The entire listing is to be repeated verbatim.

Start of INPUT

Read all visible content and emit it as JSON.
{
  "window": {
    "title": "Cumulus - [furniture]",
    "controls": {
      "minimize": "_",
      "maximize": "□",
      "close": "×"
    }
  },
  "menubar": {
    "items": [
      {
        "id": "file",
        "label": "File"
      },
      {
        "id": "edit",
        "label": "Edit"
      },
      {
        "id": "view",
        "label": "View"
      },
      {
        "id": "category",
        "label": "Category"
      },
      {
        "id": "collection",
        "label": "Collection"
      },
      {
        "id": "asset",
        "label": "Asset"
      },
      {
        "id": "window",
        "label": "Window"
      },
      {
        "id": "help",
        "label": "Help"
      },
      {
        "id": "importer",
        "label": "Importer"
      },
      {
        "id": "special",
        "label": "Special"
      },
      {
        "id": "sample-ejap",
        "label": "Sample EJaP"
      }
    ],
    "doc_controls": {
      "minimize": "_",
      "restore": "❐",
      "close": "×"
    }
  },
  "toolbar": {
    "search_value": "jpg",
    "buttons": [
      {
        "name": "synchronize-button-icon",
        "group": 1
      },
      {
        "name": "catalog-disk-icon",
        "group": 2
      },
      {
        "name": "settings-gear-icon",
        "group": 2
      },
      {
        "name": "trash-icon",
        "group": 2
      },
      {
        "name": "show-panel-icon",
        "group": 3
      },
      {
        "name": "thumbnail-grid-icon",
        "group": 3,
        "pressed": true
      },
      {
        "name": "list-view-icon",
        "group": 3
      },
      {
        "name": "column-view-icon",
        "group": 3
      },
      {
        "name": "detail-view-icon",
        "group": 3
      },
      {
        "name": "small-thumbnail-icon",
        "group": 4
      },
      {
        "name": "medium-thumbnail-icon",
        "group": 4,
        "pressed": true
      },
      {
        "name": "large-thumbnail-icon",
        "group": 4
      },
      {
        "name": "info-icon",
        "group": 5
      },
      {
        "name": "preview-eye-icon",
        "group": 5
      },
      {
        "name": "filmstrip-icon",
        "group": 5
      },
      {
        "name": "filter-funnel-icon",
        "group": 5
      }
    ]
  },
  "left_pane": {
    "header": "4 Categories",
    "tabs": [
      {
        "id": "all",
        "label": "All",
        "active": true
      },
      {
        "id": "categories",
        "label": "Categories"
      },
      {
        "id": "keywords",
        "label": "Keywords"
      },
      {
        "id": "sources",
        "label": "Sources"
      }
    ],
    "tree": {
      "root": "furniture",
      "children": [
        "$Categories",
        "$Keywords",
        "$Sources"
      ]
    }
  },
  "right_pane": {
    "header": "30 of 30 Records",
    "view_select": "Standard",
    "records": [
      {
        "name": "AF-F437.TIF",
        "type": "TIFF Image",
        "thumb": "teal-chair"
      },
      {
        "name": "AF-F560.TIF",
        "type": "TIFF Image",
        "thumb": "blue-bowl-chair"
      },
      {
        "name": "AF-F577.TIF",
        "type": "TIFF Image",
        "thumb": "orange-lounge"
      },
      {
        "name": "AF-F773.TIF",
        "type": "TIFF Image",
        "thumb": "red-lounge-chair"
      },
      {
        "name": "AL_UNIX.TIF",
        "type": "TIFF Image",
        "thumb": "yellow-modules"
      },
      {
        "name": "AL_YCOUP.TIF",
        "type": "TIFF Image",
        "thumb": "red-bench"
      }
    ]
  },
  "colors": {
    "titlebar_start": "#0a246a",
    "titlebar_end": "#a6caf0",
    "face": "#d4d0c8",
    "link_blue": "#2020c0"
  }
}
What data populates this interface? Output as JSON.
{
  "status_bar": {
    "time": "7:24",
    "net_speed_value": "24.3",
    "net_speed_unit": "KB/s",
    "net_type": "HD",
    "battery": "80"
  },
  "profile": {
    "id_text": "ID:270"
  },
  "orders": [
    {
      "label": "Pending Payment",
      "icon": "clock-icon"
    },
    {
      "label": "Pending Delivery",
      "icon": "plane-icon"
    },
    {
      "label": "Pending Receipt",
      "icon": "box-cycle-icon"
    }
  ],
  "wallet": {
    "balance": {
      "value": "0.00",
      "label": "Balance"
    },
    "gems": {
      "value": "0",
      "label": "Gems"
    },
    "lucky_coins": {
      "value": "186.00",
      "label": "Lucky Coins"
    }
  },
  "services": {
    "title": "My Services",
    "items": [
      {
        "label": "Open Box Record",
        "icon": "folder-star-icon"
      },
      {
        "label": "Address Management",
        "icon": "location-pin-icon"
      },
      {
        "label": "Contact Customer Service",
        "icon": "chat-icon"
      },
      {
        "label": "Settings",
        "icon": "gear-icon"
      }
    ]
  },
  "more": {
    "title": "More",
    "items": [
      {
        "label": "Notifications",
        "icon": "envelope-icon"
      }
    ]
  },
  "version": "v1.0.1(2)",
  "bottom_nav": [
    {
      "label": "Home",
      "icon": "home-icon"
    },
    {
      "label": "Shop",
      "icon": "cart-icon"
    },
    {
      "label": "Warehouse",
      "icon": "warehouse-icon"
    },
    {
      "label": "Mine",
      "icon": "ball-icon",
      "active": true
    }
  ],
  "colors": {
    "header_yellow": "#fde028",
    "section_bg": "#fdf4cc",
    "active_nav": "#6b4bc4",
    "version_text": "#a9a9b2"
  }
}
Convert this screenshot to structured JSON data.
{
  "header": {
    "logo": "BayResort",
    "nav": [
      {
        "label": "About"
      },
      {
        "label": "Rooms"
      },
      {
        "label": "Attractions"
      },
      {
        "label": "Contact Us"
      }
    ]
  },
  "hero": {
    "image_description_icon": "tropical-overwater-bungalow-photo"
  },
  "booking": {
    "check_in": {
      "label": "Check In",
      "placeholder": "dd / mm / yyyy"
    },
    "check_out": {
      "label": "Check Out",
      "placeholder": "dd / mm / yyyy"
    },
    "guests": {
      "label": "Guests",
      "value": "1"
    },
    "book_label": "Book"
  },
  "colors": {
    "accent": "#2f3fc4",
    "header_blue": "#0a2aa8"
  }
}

End of INPUT

▶ OUTPUT FOR THIS EXERCISE:
Read all visible content and emit it as JSON.
{
  "window": {
    "title": "Cumulus - [furniture]",
    "controls": {
      "minimize": "_",
      "maximize": "□",
      "close": "×"
    }
  },
  "menubar": {
    "items": [
      {
        "id": "file",
        "label": "File"
      },
      {
        "id": "edit",
        "label": "Edit"
      },
      {
        "id": "view",
        "label": "View"
      },
      {
        "id": "category",
        "label": "Category"
      },
      {
        "id": "collection",
        "label": "Collection"
      },
      {
        "id": "asset",
        "label": "Asset"
      },
      {
        "id": "window",
        "label": "Window"
      },
      {
        "id": "help",
        "label": "Help"
      },
      {
        "id": "importer",
        "label": "Importer"
      },
      {
        "id": "special",
        "label": "Special"
      },
      {
        "id": "sample-ejap",
        "label": "Sample EJaP"
      }
    ],
    "doc_controls": {
      "minimize": "_",
      "restore": "❐",
      "close": "×"
    }
  },
  "toolbar": {
    "search_value": "jpg",
    "buttons": [
      {
        "name": "synchronize-button-icon",
        "group": 1
      },
      {
        "name": "catalog-disk-icon",
        "group": 2
      },
      {
        "name": "settings-gear-icon",
        "group": 2
      },
      {
        "name": "trash-icon",
        "group": 2
      },
      {
        "name": "show-panel-icon",
        "group": 3
      },
      {
        "name": "thumbnail-grid-icon",
        "group": 3,
        "pressed": true
      },
      {
        "name": "list-view-icon",
        "group": 3
      },
      {
        "name": "column-view-icon",
        "group": 3
      },
      {
        "name": "detail-view-icon",
        "group": 3
      },
      {
        "name": "small-thumbnail-icon",
        "group": 4
      },
      {
        "name": "medium-thumbnail-icon",
        "group": 4,
        "pressed": true
      },
      {
        "name": "large-thumbnail-icon",
        "group": 4
      },
      {
        "name": "info-icon",
        "group": 5
      },
      {
        "name": "preview-eye-icon",
        "group": 5
      },
      {
        "name": "filmstrip-icon",
        "group": 5
      },
      {
        "name": "filter-funnel-icon",
        "group": 5
      }
    ]
  },
  "left_pane": {
    "header": "4 Categories",
    "tabs": [
      {
        "id": "all",
        "label": "All",
        "active": true
      },
      {
        "id": "categories",
        "label": "Categories"
      },
      {
        "id": "keywords",
        "label": "Keywords"
      },
      {
        "id": "sources",
        "label": "Sources"
      }
    ],
    "tree": {
      "root": "furniture",
      "children": [
        "$Categories",
        "$Keywords",
        "$Sources"
      ]
    }
  },
  "right_pane": {
    "header": "30 of 30 Records",
    "view_select": "Standard",
    "records": [
      {
        "name": "AF-F437.TIF",
        "type": "TIFF Image",
        "thumb": "teal-chair"
      },
      {
        "name": "AF-F560.TIF",
        "type": "TIFF Image",
        "thumb": "blue-bowl-chair"
      },
      {
        "name": "AF-F577.TIF",
        "type": "TIFF Image",
        "thumb": "orange-lounge"
      },
      {
        "name": "AF-F773.TIF",
        "type": "TIFF Image",
        "thumb": "red-lounge-chair"
      },
      {
        "name": "AL_UNIX.TIF",
        "type": "TIFF Image",
        "thumb": "yellow-modules"
      },
      {
        "name": "AL_YCOUP.TIF",
        "type": "TIFF Image",
        "thumb": "red-bench"
      }
    ]
  },
  "colors": {
    "titlebar_start": "#0a246a",
    "titlebar_end": "#a6caf0",
    "face": "#d4d0c8",
    "link_blue": "#2020c0"
  }
}
What data populates this interface? Output as JSON.
{
  "status_bar": {
    "time": "7:24",
    "net_speed_value": "24.3",
    "net_speed_unit": "KB/s",
    "net_type": "HD",
    "battery": "80"
  },
  "profile": {
    "id_text": "ID:270"
  },
  "orders": [
    {
      "label": "Pending Payment",
      "icon": "clock-icon"
    },
    {
      "label": "Pending Delivery",
      "icon": "plane-icon"
    },
    {
      "label": "Pending Receipt",
      "icon": "box-cycle-icon"
    }
  ],
  "wallet": {
    "balance": {
      "value": "0.00",
      "label": "Balance"
    },
    "gems": {
      "value": "0",
      "label": "Gems"
    },
    "lucky_coins": {
      "value": "186.00",
      "label": "Lucky Coins"
    }
  },
  "services": {
    "title": "My Services",
    "items": [
      {
        "label": "Open Box Record",
        "icon": "folder-star-icon"
      },
      {
        "label": "Address Management",
        "icon": "location-pin-icon"
      },
      {
        "label": "Contact Customer Service",
        "icon": "chat-icon"
      },
      {
        "label": "Settings",
        "icon": "gear-icon"
      }
    ]
  },
  "more": {
    "title": "More",
    "items": [
      {
        "label": "Notifications",
        "icon": "envelope-icon"
      }
    ]
  },
  "version": "v1.0.1(2)",
  "bottom_nav": [
    {
      "label": "Home",
      "icon": "home-icon"
    },
    {
      "label": "Shop",
      "icon": "cart-icon"
    },
    {
      "label": "Warehouse",
      "icon": "warehouse-icon"
    },
    {
      "label": "Mine",
      "icon": "ball-icon",
      "active": true
    }
  ],
  "colors": {
    "header_yellow": "#fde028",
    "section_bg": "#fdf4cc",
    "active_nav": "#6b4bc4",
    "version_text": "#a9a9b2"
  }
}
Convert this screenshot to structured JSON data.
{
  "header": {
    "logo": "BayResort",
    "nav": [
      {
        "label": "About"
      },
      {
        "label": "Rooms"
      },
      {
        "label": "Attractions"
      },
      {
        "label": "Contact Us"
      }
    ]
  },
  "hero": {
    "image_description_icon": "tropical-overwater-bungalow-photo"
  },
  "booking": {
    "check_in": {
      "label": "Check In",
      "placeholder": "dd / mm / yyyy"
    },
    "check_out": {
      "label": "Check Out",
      "placeholder": "dd / mm / yyyy"
    },
    "guests": {
      "label": "Guests",
      "value": "1"
    },
    "book_label": "Book"
  },
  "colors": {
    "accent": "#2f3fc4",
    "header_blue": "#0a2aa8"
  }
}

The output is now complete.